* START Data excerpts *
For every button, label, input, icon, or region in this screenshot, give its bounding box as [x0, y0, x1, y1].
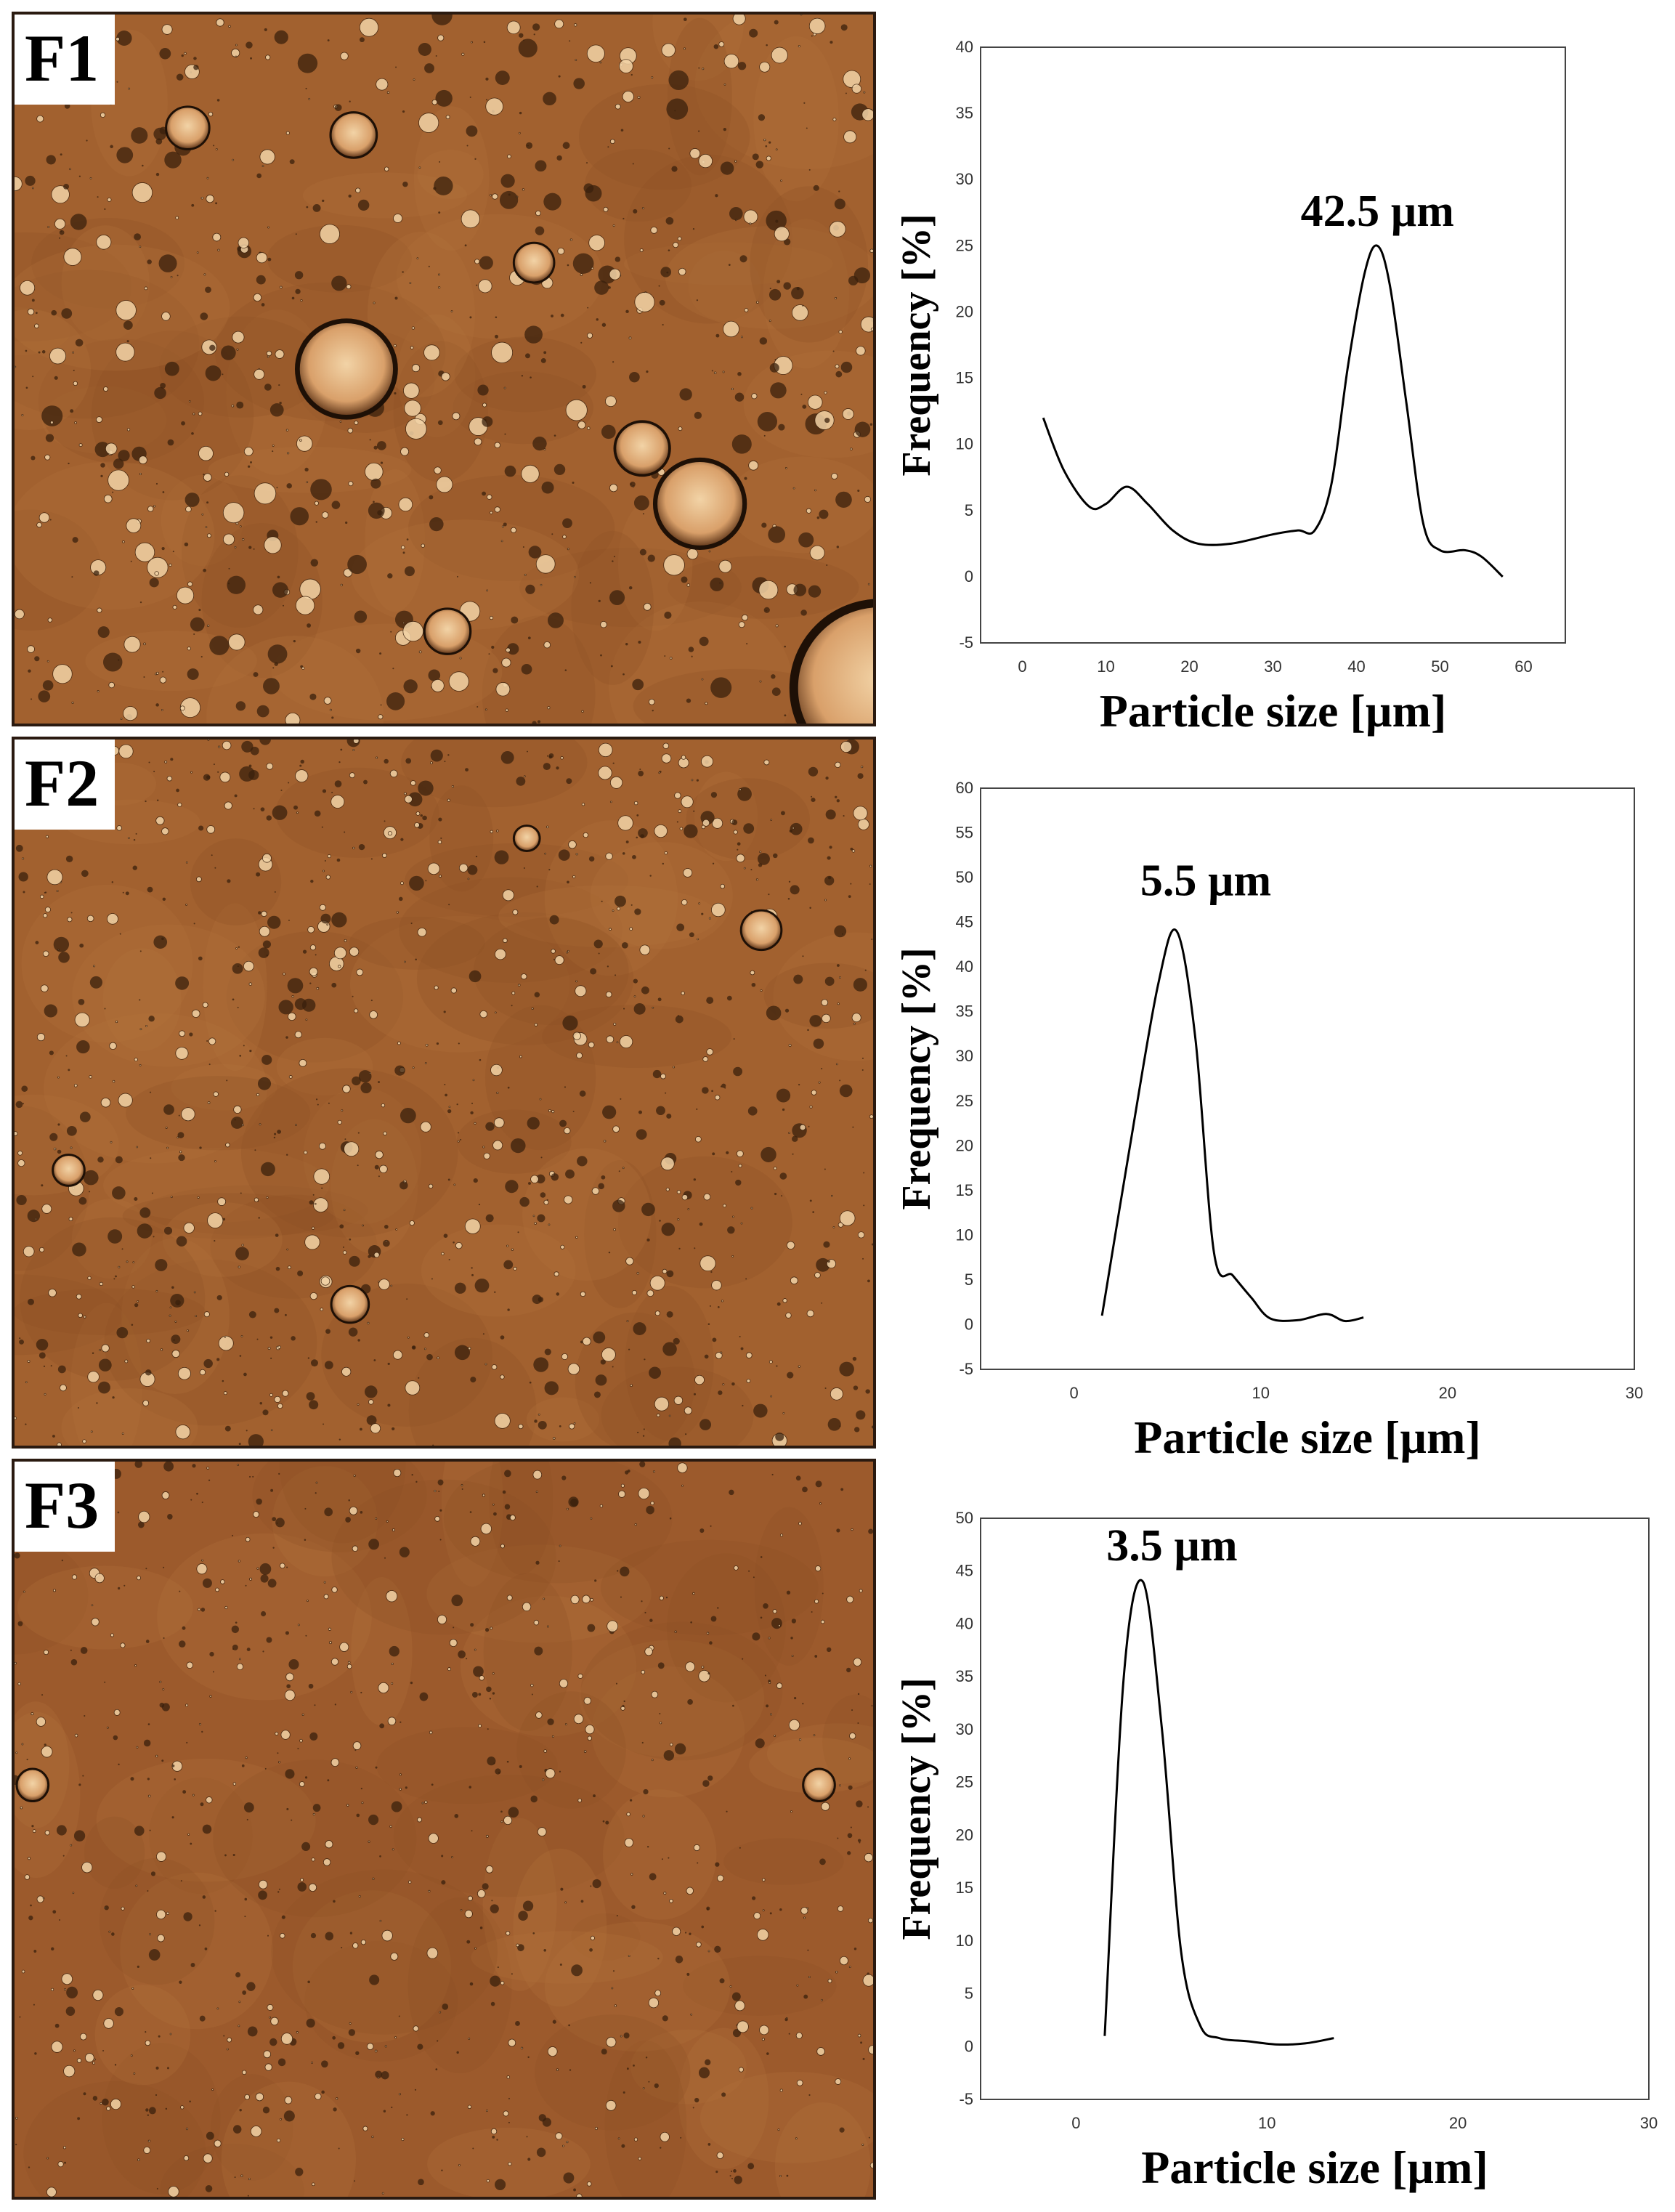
- y-tick-label: 5: [965, 1271, 973, 1289]
- micrograph-image: [15, 15, 873, 724]
- droplet: [52, 1154, 86, 1187]
- y-tick-label: 25: [956, 1773, 973, 1791]
- y-tick-label: 45: [956, 913, 973, 931]
- x-tick-label: 30: [1626, 1384, 1643, 1402]
- droplet: [423, 607, 472, 655]
- y-tick-label: 15: [956, 1181, 973, 1199]
- x-tick-label: 0: [1018, 657, 1026, 676]
- x-tick-label: 50: [1431, 657, 1448, 676]
- y-tick-label: -5: [959, 2090, 973, 2108]
- size-distribution-chart-f1: -5 0 5 10 15 20 25 30 35 40 0 10 20 30 40 50 60 42.5 µm Pa…: [879, 29, 1671, 755]
- y-tick-label: 0: [965, 567, 973, 586]
- y-tick-label: 10: [956, 1932, 973, 1950]
- size-distribution-chart-f2: -5 0 5 10 15 20 25 30 35 40 45 50 55 60 0 10 20 30 5.5 µm P…: [879, 770, 1671, 1467]
- y-tick-label: 60: [956, 779, 973, 797]
- y-tick-label: 35: [956, 1667, 973, 1685]
- x-tick-label: 10: [1097, 657, 1114, 676]
- x-tick-label: 20: [1180, 657, 1198, 676]
- y-axis-label: Frequency [%]: [894, 947, 939, 1210]
- x-tick-label: 30: [1640, 2114, 1658, 2132]
- y-tick-label: 20: [956, 1826, 973, 1844]
- y-tick-label: 55: [956, 824, 973, 842]
- x-axis-label: Particle size [µm]: [1134, 1411, 1481, 1463]
- chart-svg: -5 0 5 10 15 20 25 30 35 40 45 50 55 60 0 10 20 30 5.5 µm P…: [894, 779, 1643, 1463]
- y-tick-label: 15: [956, 1879, 973, 1897]
- peak-annotation: 42.5 µm: [1301, 187, 1454, 236]
- micrograph-image: [15, 740, 873, 1446]
- panel-label: F2: [15, 740, 115, 830]
- droplet: [652, 457, 747, 550]
- y-tick-label: 5: [965, 501, 973, 519]
- x-tick-label: 10: [1252, 1384, 1269, 1402]
- micrograph-image: [15, 1462, 873, 2197]
- y-tick-label: 35: [956, 1002, 973, 1021]
- droplet: [329, 111, 378, 159]
- x-tick-label: 60: [1514, 657, 1532, 676]
- size-distribution-chart-f3: -5 0 5 10 15 20 25 30 35 40 45 50 0 10 20 30 3.5 µm Parti…: [879, 1500, 1671, 2208]
- droplet: [802, 1767, 836, 1803]
- plot-frame: [980, 1518, 1650, 2100]
- x-axis-label: Particle size [µm]: [1141, 2142, 1488, 2193]
- y-tick-label: 30: [956, 1047, 973, 1065]
- micrograph-f3: F3: [12, 1459, 876, 2200]
- y-tick-label: 25: [956, 236, 973, 254]
- chart-svg: -5 0 5 10 15 20 25 30 35 40 45 50 0 10 20 30 3.5 µm Parti…: [894, 1509, 1658, 2193]
- y-tick-label: 35: [956, 104, 973, 122]
- plot-frame: [980, 787, 1635, 1370]
- droplet: [512, 825, 541, 853]
- droplet: [165, 105, 211, 150]
- y-axis-label: Frequency [%]: [894, 1677, 939, 1940]
- y-tick-label: 50: [956, 868, 973, 886]
- y-tick-label: 45: [956, 1562, 973, 1580]
- y-tick-label: 40: [956, 38, 973, 56]
- x-axis-label: Particle size [µm]: [1100, 685, 1447, 737]
- y-tick-label: 30: [956, 1720, 973, 1738]
- x-tick-label: 40: [1347, 657, 1365, 676]
- micrograph-background: [15, 740, 873, 1446]
- droplet: [294, 318, 398, 420]
- y-tick-label: -5: [959, 1360, 973, 1378]
- y-tick-label: 0: [965, 1315, 973, 1333]
- y-tick-label: 50: [956, 1509, 973, 1527]
- x-tick-label: 0: [1071, 2114, 1080, 2132]
- y-tick-label: 40: [956, 1614, 973, 1632]
- y-tick-label: 15: [956, 369, 973, 387]
- y-tick-label: 30: [956, 170, 973, 188]
- panel-label: F1: [15, 15, 115, 105]
- y-tick-label: 5: [965, 1985, 973, 2003]
- y-tick-label: 25: [956, 1092, 973, 1110]
- panel-label: F3: [15, 1462, 115, 1552]
- droplet: [512, 241, 556, 284]
- plot-frame: [980, 46, 1566, 644]
- peak-annotation: 5.5 µm: [1140, 856, 1271, 906]
- y-tick-label: 0: [965, 2037, 973, 2055]
- x-tick-label: 20: [1439, 1384, 1456, 1402]
- y-tick-label: 20: [956, 1136, 973, 1154]
- micrograph-background: [15, 1462, 873, 2197]
- y-tick-label: 40: [956, 957, 973, 976]
- distribution-curve: [1042, 244, 1504, 578]
- y-axis-label: Frequency [%]: [894, 214, 939, 476]
- chart-svg: -5 0 5 10 15 20 25 30 35 40 0 10 20 30 40 50 60 42.5 µm Pa…: [894, 38, 1566, 737]
- micrograph-f1: F1: [12, 12, 876, 726]
- x-tick-label: 10: [1258, 2114, 1275, 2132]
- droplet: [789, 599, 873, 724]
- peak-annotation: 3.5 µm: [1106, 1521, 1237, 1571]
- x-tick-label: 0: [1069, 1384, 1078, 1402]
- droplet: [330, 1284, 370, 1324]
- y-tick-label: 10: [956, 435, 973, 453]
- distribution-curve: [1103, 1579, 1334, 2046]
- micrograph-f2: F2: [12, 737, 876, 1449]
- x-tick-label: 20: [1449, 2114, 1467, 2132]
- distribution-curve: [1100, 928, 1364, 1323]
- y-tick-label: 10: [956, 1225, 973, 1244]
- x-tick-label: 30: [1264, 657, 1281, 676]
- y-tick-label: -5: [959, 633, 973, 652]
- droplet: [15, 1767, 50, 1803]
- droplet: [739, 909, 783, 952]
- droplet: [613, 420, 671, 477]
- y-tick-label: 20: [956, 302, 973, 320]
* END Data excerpts *
■ **Work instructions**: Which lines of the items contain the string "axis"? Report each such line in full, with uppercase and lowercase treated as different.

■ **Worked answer**:
- y-axis-label: Frequency [%]: [894, 947, 939, 1210]
- x-axis-label: Particle size [µm]: [1134, 1411, 1481, 1463]
- x-axis-label: Particle size [µm]: [1141, 2142, 1488, 2193]
- y-axis-label: Frequency [%]: [894, 1677, 939, 1940]
- x-axis-label: Particle size [µm]: [1100, 685, 1447, 737]
- y-axis-label: Frequency [%]: [894, 214, 939, 476]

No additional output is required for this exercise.